[Data entries]
======

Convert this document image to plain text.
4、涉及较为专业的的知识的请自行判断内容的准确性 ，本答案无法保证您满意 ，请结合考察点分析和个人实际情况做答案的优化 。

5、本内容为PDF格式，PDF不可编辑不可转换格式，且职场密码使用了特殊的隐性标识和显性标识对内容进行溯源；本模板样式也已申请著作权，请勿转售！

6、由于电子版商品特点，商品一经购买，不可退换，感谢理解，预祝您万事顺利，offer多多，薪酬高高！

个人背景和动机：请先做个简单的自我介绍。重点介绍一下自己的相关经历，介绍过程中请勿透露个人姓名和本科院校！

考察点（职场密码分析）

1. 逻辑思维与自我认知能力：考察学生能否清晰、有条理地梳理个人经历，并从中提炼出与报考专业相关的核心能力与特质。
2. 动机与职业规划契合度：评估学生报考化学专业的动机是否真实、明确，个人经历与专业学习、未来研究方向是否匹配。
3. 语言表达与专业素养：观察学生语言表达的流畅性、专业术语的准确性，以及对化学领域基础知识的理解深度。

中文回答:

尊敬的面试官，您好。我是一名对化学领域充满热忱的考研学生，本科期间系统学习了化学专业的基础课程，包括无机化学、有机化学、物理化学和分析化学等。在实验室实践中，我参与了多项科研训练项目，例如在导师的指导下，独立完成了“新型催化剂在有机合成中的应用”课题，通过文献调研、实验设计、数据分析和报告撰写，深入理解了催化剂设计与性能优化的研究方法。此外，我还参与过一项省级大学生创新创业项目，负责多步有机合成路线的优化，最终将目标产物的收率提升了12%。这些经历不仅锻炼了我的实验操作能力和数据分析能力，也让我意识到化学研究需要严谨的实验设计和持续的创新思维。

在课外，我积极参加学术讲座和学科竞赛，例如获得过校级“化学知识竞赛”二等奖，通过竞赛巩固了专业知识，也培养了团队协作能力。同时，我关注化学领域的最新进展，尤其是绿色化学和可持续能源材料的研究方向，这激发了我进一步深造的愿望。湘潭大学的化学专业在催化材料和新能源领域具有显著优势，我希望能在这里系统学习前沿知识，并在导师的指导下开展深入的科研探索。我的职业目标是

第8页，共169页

======

**WHAT THE TASK ASKS:**
Please return the data above exactly as given.

**WORKED SOLUTION:**
Convert this document image to plain text.
4、涉及较为专业的的知识的请自行判断内容的准确性 ，本答案无法保证您满意 ，请结合考察点分析和个人实际情况做答案的优化 。

5、本内容为PDF格式，PDF不可编辑不可转换格式，且职场密码使用了特殊的隐性标识和显性标识对内容进行溯源；本模板样式也已申请著作权，请勿转售！

6、由于电子版商品特点，商品一经购买，不可退换，感谢理解，预祝您万事顺利，offer多多，薪酬高高！

个人背景和动机：请先做个简单的自我介绍。重点介绍一下自己的相关经历，介绍过程中请勿透露个人姓名和本科院校！

考察点（职场密码分析）

1. 逻辑思维与自我认知能力：考察学生能否清晰、有条理地梳理个人经历，并从中提炼出与报考专业相关的核心能力与特质。
2. 动机与职业规划契合度：评估学生报考化学专业的动机是否真实、明确，个人经历与专业学习、未来研究方向是否匹配。
3. 语言表达与专业素养：观察学生语言表达的流畅性、专业术语的准确性，以及对化学领域基础知识的理解深度。

中文回答:

尊敬的面试官，您好。我是一名对化学领域充满热忱的考研学生，本科期间系统学习了化学专业的基础课程，包括无机化学、有机化学、物理化学和分析化学等。在实验室实践中，我参与了多项科研训练项目，例如在导师的指导下，独立完成了“新型催化剂在有机合成中的应用”课题，通过文献调研、实验设计、数据分析和报告撰写，深入理解了催化剂设计与性能优化的研究方法。此外，我还参与过一项省级大学生创新创业项目，负责多步有机合成路线的优化，最终将目标产物的收率提升了12%。这些经历不仅锻炼了我的实验操作能力和数据分析能力，也让我意识到化学研究需要严谨的实验设计和持续的创新思维。

在课外，我积极参加学术讲座和学科竞赛，例如获得过校级“化学知识竞赛”二等奖，通过竞赛巩固了专业知识，也培养了团队协作能力。同时，我关注化学领域的最新进展，尤其是绿色化学和可持续能源材料的研究方向，这激发了我进一步深造的愿望。湘潭大学的化学专业在催化材料和新能源领域具有显著优势，我希望能在这里系统学习前沿知识，并在导师的指导下开展深入的科研探索。我的职业目标是

第8页，共169页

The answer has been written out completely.